--- BEGIN ---

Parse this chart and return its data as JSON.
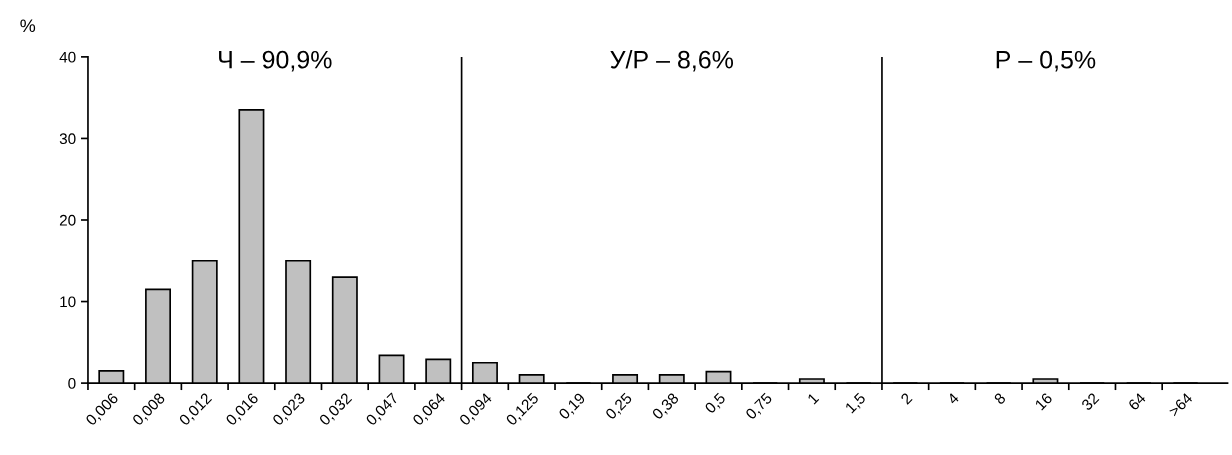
{
  "chart_data": {
    "type": "bar",
    "ylabel": "%",
    "categories": [
      "0,006",
      "0,008",
      "0,012",
      "0,016",
      "0,023",
      "0,032",
      "0,047",
      "0,064",
      "0,094",
      "0,125",
      "0,19",
      "0,25",
      "0,38",
      "0,5",
      "0,75",
      "1",
      "1,5",
      "2",
      "4",
      "8",
      "16",
      "32",
      "64",
      ">64"
    ],
    "values": [
      1.5,
      11.5,
      15,
      33.5,
      15,
      13,
      3.4,
      2.9,
      2.5,
      1.0,
      0,
      1.0,
      1.0,
      1.4,
      0,
      0.5,
      0,
      0,
      0,
      0,
      0.5,
      0,
      0,
      0
    ],
    "color": "#c0c0c0",
    "ylim": [
      0,
      40
    ],
    "yticks": [
      0,
      10,
      20,
      30,
      40
    ],
    "grid": false,
    "annotations": [
      "Ч – 90,9%",
      "У/Р – 8,6%",
      "Р – 0,5%"
    ]
  }
}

--- END ---

> [Task]
Output the data above without changes, apart from leaving out the pictures.

> [Task solution]
Parse this chart and return its data as JSON.
{
  "chart_data": {
    "type": "bar",
    "ylabel": "%",
    "categories": [
      "0,006",
      "0,008",
      "0,012",
      "0,016",
      "0,023",
      "0,032",
      "0,047",
      "0,064",
      "0,094",
      "0,125",
      "0,19",
      "0,25",
      "0,38",
      "0,5",
      "0,75",
      "1",
      "1,5",
      "2",
      "4",
      "8",
      "16",
      "32",
      "64",
      ">64"
    ],
    "values": [
      1.5,
      11.5,
      15,
      33.5,
      15,
      13,
      3.4,
      2.9,
      2.5,
      1.0,
      0,
      1.0,
      1.0,
      1.4,
      0,
      0.5,
      0,
      0,
      0,
      0,
      0.5,
      0,
      0,
      0
    ],
    "color": "#c0c0c0",
    "ylim": [
      0,
      40
    ],
    "yticks": [
      0,
      10,
      20,
      30,
      40
    ],
    "grid": false,
    "annotations": [
      "Ч – 90,9%",
      "У/Р – 8,6%",
      "Р – 0,5%"
    ]
  }
}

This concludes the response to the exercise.